#### GIVEN TASK
Rewrite the data from its first line through the line containing "lot-23-1: 23-1200.71m²: [754, 297, 822, 356]", changing every "svg-text" to "text-label" and leaving everything else as it is. Return only those lines.

#### STORED RECORDS
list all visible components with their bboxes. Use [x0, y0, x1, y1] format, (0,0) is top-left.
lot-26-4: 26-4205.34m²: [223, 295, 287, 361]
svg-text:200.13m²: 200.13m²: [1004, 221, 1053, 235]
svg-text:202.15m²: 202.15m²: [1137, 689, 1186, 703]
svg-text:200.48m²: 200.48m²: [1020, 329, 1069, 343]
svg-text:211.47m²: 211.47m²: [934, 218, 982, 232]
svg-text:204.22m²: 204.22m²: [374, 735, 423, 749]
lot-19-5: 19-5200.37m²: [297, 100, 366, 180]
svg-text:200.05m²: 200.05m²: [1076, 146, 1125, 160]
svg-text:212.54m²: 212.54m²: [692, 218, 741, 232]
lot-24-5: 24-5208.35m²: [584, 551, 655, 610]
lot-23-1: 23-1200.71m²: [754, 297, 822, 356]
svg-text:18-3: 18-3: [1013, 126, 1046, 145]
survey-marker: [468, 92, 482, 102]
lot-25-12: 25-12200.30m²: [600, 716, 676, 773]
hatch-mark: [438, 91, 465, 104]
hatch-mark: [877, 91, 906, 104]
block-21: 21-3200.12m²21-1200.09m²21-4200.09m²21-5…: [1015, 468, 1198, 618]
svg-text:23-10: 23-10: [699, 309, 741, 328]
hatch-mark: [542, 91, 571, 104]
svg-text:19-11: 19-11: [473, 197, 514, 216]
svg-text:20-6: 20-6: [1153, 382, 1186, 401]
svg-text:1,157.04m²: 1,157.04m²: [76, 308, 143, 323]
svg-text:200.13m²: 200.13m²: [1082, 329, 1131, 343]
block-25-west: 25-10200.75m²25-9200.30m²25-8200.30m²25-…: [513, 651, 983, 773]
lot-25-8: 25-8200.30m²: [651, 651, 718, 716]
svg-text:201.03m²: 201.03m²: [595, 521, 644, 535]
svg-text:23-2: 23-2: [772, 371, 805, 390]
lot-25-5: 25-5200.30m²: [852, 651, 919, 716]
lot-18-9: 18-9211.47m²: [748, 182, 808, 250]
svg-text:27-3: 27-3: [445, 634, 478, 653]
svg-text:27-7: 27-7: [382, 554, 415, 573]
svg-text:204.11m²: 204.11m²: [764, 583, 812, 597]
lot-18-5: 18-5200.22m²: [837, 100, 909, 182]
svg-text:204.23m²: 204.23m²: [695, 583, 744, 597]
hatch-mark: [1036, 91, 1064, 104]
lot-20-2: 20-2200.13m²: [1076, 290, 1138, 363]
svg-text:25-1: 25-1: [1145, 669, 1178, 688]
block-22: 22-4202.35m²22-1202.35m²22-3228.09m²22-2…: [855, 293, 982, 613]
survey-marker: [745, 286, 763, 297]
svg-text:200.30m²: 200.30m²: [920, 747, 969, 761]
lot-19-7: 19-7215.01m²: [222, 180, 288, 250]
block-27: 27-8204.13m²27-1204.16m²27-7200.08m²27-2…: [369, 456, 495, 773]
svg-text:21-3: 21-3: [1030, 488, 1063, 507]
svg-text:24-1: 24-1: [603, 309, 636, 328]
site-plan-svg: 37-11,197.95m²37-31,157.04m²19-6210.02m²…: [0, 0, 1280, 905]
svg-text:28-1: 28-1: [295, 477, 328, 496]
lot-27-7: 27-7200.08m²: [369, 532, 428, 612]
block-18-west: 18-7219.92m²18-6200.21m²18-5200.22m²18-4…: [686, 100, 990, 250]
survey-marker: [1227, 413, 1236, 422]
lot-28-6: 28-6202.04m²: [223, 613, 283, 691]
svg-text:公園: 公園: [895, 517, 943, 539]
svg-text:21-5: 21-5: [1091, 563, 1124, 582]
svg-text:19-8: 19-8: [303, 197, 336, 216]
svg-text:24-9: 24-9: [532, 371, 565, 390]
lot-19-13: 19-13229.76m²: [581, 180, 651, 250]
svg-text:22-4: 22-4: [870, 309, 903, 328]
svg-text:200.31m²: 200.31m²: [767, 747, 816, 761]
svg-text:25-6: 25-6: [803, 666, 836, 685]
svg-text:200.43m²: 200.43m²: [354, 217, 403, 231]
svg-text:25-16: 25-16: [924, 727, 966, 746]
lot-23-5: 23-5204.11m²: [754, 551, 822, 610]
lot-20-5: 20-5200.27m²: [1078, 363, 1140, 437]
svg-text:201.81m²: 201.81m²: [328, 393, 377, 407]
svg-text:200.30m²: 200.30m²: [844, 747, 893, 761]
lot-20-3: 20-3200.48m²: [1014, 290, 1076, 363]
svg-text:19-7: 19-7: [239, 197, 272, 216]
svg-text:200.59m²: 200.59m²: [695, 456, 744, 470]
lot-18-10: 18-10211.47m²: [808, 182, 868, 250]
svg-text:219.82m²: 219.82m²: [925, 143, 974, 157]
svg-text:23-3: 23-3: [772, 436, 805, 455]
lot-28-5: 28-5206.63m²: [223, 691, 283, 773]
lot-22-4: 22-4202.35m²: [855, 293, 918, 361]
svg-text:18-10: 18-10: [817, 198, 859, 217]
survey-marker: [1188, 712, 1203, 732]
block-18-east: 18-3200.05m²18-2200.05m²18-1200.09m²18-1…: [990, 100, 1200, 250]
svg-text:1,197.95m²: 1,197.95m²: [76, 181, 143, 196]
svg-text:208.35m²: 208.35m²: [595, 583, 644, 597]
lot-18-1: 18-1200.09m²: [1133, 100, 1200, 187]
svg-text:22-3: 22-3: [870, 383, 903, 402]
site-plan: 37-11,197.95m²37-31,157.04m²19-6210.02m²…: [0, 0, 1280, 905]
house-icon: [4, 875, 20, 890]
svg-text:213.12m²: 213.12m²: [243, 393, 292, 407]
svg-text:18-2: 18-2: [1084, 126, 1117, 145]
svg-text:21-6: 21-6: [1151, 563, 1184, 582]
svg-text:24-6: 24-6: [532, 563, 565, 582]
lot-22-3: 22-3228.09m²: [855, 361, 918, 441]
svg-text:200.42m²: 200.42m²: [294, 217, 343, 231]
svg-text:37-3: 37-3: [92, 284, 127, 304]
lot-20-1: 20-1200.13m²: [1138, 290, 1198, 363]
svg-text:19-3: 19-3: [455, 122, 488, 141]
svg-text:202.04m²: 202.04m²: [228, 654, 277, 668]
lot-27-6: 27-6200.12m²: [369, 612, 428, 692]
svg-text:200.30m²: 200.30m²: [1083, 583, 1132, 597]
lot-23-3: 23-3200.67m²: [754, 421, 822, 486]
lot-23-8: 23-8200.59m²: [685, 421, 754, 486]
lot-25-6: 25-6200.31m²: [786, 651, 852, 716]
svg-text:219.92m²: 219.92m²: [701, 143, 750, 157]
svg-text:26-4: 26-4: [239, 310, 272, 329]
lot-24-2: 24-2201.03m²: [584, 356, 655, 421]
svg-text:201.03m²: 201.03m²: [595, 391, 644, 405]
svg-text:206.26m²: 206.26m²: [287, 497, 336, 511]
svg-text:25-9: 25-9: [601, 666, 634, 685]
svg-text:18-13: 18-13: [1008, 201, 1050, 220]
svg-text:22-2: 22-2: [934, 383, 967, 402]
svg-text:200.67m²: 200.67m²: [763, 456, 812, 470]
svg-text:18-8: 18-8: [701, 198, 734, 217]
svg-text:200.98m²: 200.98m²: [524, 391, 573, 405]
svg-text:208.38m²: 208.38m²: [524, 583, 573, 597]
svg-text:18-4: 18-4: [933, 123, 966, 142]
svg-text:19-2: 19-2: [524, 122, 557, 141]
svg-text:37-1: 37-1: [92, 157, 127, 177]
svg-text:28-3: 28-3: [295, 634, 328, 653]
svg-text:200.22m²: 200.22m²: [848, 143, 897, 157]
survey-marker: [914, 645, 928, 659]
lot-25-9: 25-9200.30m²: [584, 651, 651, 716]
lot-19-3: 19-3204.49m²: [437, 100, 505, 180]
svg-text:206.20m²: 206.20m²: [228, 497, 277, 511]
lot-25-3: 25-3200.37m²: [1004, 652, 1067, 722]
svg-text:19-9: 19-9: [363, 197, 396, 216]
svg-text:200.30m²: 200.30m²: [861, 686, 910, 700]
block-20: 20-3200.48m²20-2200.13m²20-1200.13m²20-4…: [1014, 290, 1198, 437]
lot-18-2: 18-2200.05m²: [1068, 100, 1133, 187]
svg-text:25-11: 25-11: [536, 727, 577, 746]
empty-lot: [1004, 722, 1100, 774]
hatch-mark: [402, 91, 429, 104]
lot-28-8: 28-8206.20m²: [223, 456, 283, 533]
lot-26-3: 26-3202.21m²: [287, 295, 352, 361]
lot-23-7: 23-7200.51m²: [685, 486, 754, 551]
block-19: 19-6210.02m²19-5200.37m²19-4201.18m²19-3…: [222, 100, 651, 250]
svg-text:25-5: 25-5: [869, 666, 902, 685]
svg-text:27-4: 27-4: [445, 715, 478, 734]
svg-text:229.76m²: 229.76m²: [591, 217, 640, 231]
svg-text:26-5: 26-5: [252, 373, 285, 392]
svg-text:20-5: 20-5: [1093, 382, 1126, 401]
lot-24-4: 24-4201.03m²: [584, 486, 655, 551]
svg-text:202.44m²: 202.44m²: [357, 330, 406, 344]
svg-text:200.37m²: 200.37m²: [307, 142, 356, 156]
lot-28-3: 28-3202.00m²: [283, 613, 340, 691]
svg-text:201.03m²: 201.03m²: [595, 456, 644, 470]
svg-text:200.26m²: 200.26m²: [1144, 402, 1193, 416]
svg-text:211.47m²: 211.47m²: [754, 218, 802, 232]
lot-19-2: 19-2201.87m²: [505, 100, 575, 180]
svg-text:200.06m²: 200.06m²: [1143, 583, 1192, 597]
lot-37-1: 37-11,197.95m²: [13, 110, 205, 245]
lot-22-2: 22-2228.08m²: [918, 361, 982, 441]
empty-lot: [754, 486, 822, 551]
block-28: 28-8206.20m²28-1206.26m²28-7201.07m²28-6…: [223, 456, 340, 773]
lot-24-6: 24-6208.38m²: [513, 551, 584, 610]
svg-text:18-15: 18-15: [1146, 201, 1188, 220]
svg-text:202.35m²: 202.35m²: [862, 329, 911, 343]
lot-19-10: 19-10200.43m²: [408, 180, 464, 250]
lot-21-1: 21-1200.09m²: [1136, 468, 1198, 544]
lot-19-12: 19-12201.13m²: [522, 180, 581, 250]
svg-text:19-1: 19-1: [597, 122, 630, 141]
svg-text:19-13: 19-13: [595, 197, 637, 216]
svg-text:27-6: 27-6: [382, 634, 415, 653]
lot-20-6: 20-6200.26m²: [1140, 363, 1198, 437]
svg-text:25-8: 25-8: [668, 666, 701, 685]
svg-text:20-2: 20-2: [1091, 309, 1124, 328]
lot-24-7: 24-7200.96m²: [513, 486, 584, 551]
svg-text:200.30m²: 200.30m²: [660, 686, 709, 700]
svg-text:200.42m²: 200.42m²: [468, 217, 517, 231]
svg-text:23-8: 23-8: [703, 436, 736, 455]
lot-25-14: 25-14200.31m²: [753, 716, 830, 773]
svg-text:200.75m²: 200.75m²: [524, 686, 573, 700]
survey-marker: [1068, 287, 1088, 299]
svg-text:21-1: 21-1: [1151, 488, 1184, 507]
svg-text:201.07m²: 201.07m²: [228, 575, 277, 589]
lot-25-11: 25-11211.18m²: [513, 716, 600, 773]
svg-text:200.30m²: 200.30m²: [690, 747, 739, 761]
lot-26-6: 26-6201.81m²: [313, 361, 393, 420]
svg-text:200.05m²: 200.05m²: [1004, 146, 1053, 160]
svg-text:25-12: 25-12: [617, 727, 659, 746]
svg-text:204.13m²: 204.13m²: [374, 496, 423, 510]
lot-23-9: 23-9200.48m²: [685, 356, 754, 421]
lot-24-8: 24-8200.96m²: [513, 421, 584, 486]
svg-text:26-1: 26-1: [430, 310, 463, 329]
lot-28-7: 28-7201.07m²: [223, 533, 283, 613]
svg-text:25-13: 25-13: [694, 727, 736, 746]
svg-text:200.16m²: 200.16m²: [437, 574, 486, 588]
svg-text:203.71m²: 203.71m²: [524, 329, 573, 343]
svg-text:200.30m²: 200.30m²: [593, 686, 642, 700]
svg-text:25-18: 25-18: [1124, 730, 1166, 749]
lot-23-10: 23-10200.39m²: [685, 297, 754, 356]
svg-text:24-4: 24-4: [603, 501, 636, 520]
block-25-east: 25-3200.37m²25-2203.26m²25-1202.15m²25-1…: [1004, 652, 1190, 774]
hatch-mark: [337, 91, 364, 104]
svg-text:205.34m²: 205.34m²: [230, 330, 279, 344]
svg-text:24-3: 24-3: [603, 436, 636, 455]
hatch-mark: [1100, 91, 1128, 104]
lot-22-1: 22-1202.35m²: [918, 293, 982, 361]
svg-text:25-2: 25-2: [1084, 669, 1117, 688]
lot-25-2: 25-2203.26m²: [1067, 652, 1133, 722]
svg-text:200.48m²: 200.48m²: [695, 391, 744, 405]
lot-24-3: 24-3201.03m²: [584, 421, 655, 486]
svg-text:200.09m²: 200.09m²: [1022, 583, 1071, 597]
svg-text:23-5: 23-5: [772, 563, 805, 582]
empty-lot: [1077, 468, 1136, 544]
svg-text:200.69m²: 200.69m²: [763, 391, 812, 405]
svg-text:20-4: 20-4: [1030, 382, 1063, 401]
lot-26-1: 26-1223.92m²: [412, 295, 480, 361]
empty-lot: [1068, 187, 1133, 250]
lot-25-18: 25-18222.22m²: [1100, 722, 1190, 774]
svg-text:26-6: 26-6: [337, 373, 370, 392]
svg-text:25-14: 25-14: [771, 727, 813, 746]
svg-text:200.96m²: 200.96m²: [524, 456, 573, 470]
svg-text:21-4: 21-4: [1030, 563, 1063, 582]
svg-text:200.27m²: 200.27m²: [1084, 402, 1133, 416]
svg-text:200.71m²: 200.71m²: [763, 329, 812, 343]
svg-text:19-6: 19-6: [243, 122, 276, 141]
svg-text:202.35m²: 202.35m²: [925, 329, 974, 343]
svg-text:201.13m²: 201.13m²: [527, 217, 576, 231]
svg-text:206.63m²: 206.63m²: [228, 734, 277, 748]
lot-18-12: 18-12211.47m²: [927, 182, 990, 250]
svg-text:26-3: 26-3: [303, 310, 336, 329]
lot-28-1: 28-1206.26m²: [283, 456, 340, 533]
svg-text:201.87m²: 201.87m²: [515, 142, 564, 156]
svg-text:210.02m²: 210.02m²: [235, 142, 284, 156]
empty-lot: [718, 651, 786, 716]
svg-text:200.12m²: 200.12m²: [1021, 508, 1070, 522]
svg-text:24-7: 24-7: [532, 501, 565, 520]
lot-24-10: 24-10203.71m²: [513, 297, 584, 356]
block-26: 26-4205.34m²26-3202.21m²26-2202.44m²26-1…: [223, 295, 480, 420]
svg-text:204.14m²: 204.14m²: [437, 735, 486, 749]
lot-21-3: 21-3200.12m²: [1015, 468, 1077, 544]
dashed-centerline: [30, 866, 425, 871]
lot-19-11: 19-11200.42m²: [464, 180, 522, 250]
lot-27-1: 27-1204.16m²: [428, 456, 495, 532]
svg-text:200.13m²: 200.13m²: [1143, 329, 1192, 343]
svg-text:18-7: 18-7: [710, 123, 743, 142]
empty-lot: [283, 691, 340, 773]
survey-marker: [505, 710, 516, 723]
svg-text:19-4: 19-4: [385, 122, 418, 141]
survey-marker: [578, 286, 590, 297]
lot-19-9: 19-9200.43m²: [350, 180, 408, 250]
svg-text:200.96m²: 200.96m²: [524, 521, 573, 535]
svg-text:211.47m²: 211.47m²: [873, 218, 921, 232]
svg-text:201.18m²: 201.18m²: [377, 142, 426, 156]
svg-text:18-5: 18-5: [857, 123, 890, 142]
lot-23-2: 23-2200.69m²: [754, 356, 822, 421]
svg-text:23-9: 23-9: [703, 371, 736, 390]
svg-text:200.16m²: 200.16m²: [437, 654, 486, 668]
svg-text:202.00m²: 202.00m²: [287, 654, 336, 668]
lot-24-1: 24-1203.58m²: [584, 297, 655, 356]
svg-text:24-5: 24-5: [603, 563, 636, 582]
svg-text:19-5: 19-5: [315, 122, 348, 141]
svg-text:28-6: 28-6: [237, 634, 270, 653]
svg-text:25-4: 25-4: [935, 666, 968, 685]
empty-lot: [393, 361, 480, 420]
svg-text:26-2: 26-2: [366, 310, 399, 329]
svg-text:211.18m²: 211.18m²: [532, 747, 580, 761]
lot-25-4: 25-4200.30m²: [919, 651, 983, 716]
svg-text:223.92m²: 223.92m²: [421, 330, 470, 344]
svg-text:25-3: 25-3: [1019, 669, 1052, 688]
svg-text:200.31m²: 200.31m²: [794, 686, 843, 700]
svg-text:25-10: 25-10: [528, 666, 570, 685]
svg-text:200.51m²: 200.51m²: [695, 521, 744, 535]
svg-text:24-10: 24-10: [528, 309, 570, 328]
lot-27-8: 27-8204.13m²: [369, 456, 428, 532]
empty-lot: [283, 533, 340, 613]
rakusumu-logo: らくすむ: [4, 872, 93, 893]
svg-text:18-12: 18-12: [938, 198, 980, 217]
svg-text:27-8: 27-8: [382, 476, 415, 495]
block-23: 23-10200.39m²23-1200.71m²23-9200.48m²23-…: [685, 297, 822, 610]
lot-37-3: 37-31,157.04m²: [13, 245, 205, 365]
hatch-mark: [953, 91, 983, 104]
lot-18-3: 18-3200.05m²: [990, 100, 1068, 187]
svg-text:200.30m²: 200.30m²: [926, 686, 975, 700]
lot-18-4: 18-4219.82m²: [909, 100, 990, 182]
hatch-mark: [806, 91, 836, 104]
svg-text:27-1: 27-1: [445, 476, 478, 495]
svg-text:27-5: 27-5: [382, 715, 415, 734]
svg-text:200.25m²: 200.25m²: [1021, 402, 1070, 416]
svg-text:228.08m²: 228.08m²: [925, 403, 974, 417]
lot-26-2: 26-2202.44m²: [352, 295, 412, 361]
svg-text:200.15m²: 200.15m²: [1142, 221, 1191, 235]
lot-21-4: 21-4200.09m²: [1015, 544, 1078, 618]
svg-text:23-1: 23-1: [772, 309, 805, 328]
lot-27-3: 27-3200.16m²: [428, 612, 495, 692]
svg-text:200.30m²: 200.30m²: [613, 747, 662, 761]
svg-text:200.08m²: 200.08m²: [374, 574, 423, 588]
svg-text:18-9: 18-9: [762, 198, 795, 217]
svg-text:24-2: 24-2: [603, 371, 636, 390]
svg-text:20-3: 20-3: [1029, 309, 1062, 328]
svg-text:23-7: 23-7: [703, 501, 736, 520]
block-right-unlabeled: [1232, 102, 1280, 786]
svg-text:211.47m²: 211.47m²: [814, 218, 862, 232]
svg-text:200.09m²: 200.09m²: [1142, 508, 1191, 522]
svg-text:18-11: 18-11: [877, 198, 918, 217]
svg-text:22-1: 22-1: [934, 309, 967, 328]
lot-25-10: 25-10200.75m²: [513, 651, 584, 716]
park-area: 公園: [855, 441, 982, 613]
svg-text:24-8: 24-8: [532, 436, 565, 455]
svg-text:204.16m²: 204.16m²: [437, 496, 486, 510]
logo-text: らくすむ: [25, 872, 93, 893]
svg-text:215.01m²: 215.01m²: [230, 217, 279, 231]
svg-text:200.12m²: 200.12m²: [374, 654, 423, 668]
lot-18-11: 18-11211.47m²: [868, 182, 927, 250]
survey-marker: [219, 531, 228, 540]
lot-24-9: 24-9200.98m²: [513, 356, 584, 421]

#### TASK ANSWER
list all visible components with their bboxes. Use [x0, y0, x1, y1] format, (0,0) is top-left.
lot-26-4: 26-4205.34m²: [223, 295, 287, 361]
text-label:200.13m²: 200.13m²: [1004, 221, 1053, 235]
text-label:202.15m²: 202.15m²: [1137, 689, 1186, 703]
text-label:200.48m²: 200.48m²: [1020, 329, 1069, 343]
text-label:211.47m²: 211.47m²: [934, 218, 982, 232]
text-label:204.22m²: 204.22m²: [374, 735, 423, 749]
lot-19-5: 19-5200.37m²: [297, 100, 366, 180]
text-label:200.05m²: 200.05m²: [1076, 146, 1125, 160]
text-label:212.54m²: 212.54m²: [692, 218, 741, 232]
lot-24-5: 24-5208.35m²: [584, 551, 655, 610]
lot-23-1: 23-1200.71m²: [754, 297, 822, 356]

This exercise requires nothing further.